SUPPLIED RECORDS

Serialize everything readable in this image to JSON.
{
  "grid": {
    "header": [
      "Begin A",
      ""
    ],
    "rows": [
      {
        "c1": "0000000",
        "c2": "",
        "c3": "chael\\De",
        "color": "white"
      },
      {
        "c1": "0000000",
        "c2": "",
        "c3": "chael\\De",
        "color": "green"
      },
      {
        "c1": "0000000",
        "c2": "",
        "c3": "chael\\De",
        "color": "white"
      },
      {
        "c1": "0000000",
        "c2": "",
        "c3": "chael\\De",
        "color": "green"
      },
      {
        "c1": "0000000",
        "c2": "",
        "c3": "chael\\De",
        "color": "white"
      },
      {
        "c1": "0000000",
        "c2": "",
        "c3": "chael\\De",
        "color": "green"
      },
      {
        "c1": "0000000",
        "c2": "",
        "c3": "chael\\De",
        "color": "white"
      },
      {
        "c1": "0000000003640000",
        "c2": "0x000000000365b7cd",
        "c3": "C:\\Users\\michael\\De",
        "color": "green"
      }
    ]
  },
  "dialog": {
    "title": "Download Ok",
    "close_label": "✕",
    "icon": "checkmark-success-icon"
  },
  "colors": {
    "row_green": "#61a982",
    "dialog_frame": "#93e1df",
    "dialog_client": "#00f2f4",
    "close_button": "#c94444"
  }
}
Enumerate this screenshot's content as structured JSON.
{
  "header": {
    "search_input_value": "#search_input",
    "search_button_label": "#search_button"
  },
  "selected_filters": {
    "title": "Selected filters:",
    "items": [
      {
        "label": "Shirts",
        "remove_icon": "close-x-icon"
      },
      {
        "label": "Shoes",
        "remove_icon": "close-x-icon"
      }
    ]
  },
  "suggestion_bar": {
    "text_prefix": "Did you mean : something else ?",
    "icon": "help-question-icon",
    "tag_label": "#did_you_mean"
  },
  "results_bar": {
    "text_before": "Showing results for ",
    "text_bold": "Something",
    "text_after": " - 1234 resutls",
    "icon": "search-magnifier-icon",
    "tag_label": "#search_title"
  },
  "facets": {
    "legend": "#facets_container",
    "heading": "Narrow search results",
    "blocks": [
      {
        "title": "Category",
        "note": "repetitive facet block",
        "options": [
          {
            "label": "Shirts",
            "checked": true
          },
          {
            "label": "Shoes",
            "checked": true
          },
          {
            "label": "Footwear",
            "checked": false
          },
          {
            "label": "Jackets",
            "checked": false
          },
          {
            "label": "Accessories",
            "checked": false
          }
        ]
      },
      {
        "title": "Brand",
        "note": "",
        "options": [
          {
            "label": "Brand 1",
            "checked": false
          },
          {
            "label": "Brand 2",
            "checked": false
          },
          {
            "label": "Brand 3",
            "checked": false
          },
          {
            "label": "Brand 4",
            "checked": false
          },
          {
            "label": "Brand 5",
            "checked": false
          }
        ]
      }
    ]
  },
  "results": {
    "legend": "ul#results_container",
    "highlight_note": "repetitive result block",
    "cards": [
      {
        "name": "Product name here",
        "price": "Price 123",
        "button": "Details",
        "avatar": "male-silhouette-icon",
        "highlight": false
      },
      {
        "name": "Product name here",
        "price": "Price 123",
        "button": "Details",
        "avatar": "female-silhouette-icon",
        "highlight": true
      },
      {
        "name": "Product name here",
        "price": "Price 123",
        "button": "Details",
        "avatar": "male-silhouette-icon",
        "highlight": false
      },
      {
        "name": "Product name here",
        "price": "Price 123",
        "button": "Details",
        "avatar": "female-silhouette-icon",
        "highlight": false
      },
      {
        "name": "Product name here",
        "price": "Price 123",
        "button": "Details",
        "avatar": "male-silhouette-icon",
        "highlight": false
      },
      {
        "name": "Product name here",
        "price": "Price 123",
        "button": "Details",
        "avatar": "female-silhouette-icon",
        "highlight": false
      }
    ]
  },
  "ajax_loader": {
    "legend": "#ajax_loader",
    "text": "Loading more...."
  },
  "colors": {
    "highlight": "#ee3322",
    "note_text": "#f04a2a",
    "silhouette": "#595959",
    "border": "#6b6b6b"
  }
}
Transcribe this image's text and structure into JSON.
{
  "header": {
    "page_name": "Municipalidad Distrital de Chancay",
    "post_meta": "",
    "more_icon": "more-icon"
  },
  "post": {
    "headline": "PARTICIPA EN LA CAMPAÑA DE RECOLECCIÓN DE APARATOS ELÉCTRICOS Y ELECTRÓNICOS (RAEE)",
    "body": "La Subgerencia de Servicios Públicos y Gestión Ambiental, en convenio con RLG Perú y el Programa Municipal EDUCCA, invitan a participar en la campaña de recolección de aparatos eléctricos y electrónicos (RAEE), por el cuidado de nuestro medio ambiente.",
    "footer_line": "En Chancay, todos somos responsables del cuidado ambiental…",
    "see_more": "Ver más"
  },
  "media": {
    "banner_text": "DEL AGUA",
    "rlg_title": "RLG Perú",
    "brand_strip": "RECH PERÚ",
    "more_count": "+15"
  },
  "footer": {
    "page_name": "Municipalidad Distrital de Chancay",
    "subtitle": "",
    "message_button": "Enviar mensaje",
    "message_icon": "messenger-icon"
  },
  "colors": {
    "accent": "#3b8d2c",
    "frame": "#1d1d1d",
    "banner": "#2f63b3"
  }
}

GIVEN EXERCISE
What is the number of lines in the data that hold the word "RAEE"? Reply with that number and nothing else.

SOLUTION TO THE EXERCISE
2